→ Aim of the exercise:
Your task is to repeat the entries word for word while leaving out the pictures.

→ Stored records:
========
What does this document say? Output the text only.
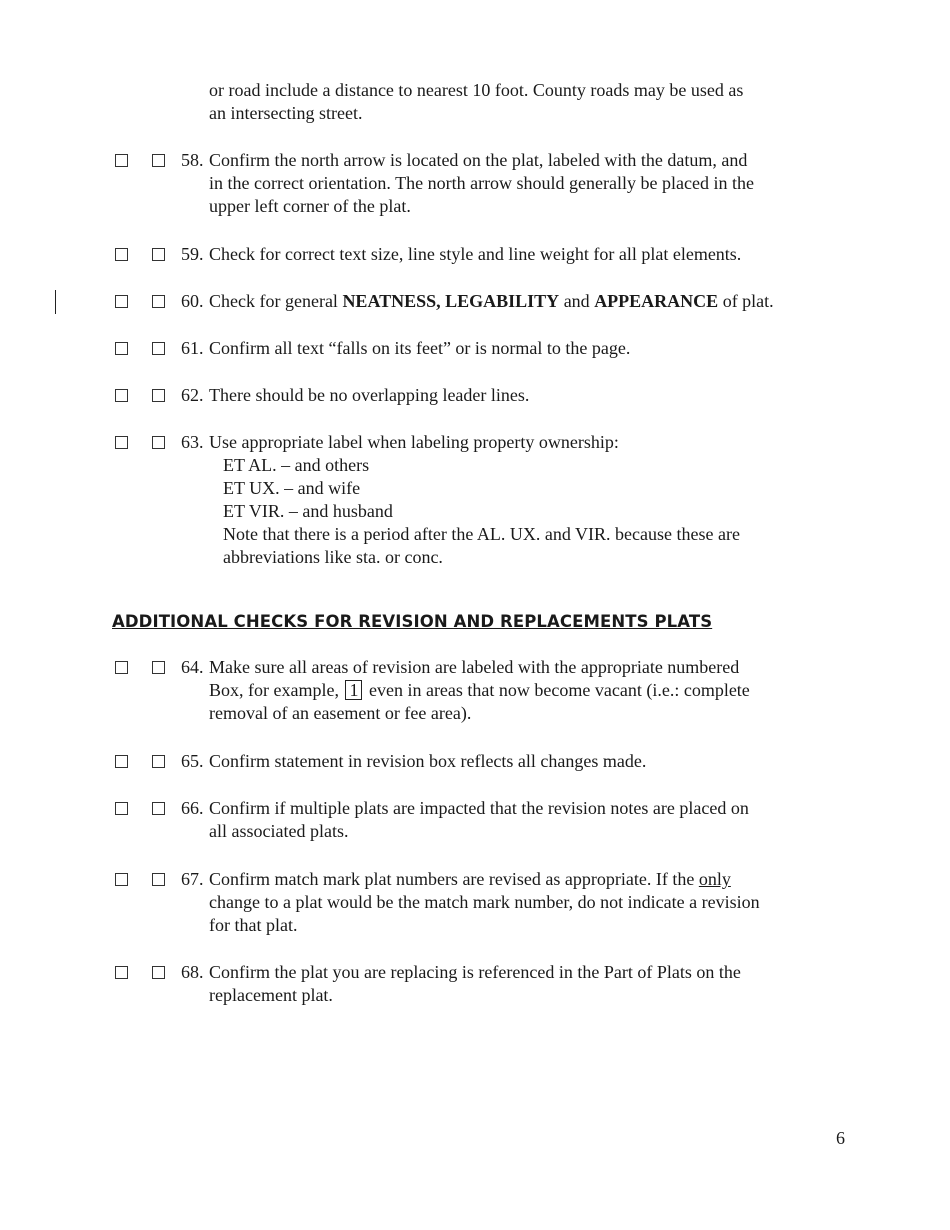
or road include a distance to nearest 10 foot. County roads may be used as
an intersecting street.
58. Confirm the north arrow is located on the plat, labeled with the datum, and
in the correct orientation. The north arrow should generally be placed in the
upper left corner of the plat.
59. Check for correct text size, line style and line weight for all plat elements.
60. Check for general NEATNESS, LEGABILITY and APPEARANCE of plat.
61. Confirm all text “falls on its feet” or is normal to the page.
62. There should be no overlapping leader lines.
63. Use appropriate label when labeling property ownership:
ET AL. – and others
ET UX. – and wife
ET VIR. – and husband
Note that there is a period after the AL. UX. and VIR. because these are
abbreviations like sta. or conc.
ADDITIONAL CHECKS FOR REVISION AND REPLACEMENTS PLATS
64. Make sure all areas of revision are labeled with the appropriate numbered
Box, for example, 1 even in areas that now become vacant (i.e.: complete
removal of an easement or fee area).
65. Confirm statement in revision box reflects all changes made.
66. Confirm if multiple plats are impacted that the revision notes are placed on
all associated plats.
67. Confirm match mark plat numbers are revised as appropriate. If the only
change to a plat would be the match mark number, do not indicate a revision
for that plat.
68. Confirm the plat you are replacing is referenced in the Part of Plats on the
replacement plat.
6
========
→ The result:
What does this document say? Output the text only.
or road include a distance to nearest 10 foot. County roads may be used as
an intersecting street.
58. Confirm the north arrow is located on the plat, labeled with the datum, and
in the correct orientation. The north arrow should generally be placed in the
upper left corner of the plat.
59. Check for correct text size, line style and line weight for all plat elements.
60. Check for general NEATNESS, LEGABILITY and APPEARANCE of plat.
61. Confirm all text “falls on its feet” or is normal to the page.
62. There should be no overlapping leader lines.
63. Use appropriate label when labeling property ownership:
ET AL. – and others
ET UX. – and wife
ET VIR. – and husband
Note that there is a period after the AL. UX. and VIR. because these are
abbreviations like sta. or conc.
ADDITIONAL CHECKS FOR REVISION AND REPLACEMENTS PLATS
64. Make sure all areas of revision are labeled with the appropriate numbered
Box, for example, 1 even in areas that now become vacant (i.e.: complete
removal of an easement or fee area).
65. Confirm statement in revision box reflects all changes made.
66. Confirm if multiple plats are impacted that the revision notes are placed on
all associated plats.
67. Confirm match mark plat numbers are revised as appropriate. If the only
change to a plat would be the match mark number, do not indicate a revision
for that plat.
68. Confirm the plat you are replacing is referenced in the Part of Plats on the
replacement plat.
6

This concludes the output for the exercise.